* **ENTRIES PROVIDED**
--- start ---

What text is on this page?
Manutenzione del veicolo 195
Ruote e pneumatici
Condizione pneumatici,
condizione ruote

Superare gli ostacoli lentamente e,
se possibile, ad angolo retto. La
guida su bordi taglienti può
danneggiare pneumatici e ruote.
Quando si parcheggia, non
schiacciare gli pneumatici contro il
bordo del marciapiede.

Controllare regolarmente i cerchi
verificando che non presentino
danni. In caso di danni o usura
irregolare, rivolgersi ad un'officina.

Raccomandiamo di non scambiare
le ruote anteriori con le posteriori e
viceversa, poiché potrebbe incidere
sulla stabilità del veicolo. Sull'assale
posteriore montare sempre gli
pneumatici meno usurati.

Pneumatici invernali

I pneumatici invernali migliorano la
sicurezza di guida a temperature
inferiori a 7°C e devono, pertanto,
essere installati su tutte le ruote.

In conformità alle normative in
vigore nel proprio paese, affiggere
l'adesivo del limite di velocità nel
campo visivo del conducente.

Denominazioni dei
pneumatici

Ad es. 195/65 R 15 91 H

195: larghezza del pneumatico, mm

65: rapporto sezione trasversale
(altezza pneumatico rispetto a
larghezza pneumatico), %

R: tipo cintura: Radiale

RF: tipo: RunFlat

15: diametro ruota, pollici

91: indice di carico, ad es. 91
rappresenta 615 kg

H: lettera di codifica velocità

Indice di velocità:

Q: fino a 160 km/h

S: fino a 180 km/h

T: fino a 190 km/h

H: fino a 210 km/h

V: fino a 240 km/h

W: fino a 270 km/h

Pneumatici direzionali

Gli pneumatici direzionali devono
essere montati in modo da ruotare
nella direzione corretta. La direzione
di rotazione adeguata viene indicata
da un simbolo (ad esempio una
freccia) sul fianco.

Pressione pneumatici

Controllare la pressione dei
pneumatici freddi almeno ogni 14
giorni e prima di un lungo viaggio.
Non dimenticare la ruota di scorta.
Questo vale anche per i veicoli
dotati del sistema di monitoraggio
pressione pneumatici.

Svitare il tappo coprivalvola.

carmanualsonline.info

--- end ---

* **DIRECTIVE**
Extract all of the data exactly as written.

* **COMPLETED EXERCISE**
What text is on this page?
Manutenzione del veicolo 195
Ruote e pneumatici
Condizione pneumatici,
condizione ruote

Superare gli ostacoli lentamente e,
se possibile, ad angolo retto. La
guida su bordi taglienti può
danneggiare pneumatici e ruote.
Quando si parcheggia, non
schiacciare gli pneumatici contro il
bordo del marciapiede.

Controllare regolarmente i cerchi
verificando che non presentino
danni. In caso di danni o usura
irregolare, rivolgersi ad un'officina.

Raccomandiamo di non scambiare
le ruote anteriori con le posteriori e
viceversa, poiché potrebbe incidere
sulla stabilità del veicolo. Sull'assale
posteriore montare sempre gli
pneumatici meno usurati.

Pneumatici invernali

I pneumatici invernali migliorano la
sicurezza di guida a temperature
inferiori a 7°C e devono, pertanto,
essere installati su tutte le ruote.

In conformità alle normative in
vigore nel proprio paese, affiggere
l'adesivo del limite di velocità nel
campo visivo del conducente.

Denominazioni dei
pneumatici

Ad es. 195/65 R 15 91 H

195: larghezza del pneumatico, mm

65: rapporto sezione trasversale
(altezza pneumatico rispetto a
larghezza pneumatico), %

R: tipo cintura: Radiale

RF: tipo: RunFlat

15: diametro ruota, pollici

91: indice di carico, ad es. 91
rappresenta 615 kg

H: lettera di codifica velocità

Indice di velocità:

Q: fino a 160 km/h

S: fino a 180 km/h

T: fino a 190 km/h

H: fino a 210 km/h

V: fino a 240 km/h

W: fino a 270 km/h

Pneumatici direzionali

Gli pneumatici direzionali devono
essere montati in modo da ruotare
nella direzione corretta. La direzione
di rotazione adeguata viene indicata
da un simbolo (ad esempio una
freccia) sul fianco.

Pressione pneumatici

Controllare la pressione dei
pneumatici freddi almeno ogni 14
giorni e prima di un lungo viaggio.
Non dimenticare la ruota di scorta.
Questo vale anche per i veicoli
dotati del sistema di monitoraggio
pressione pneumatici.

Svitare il tappo coprivalvola.

carmanualsonline.info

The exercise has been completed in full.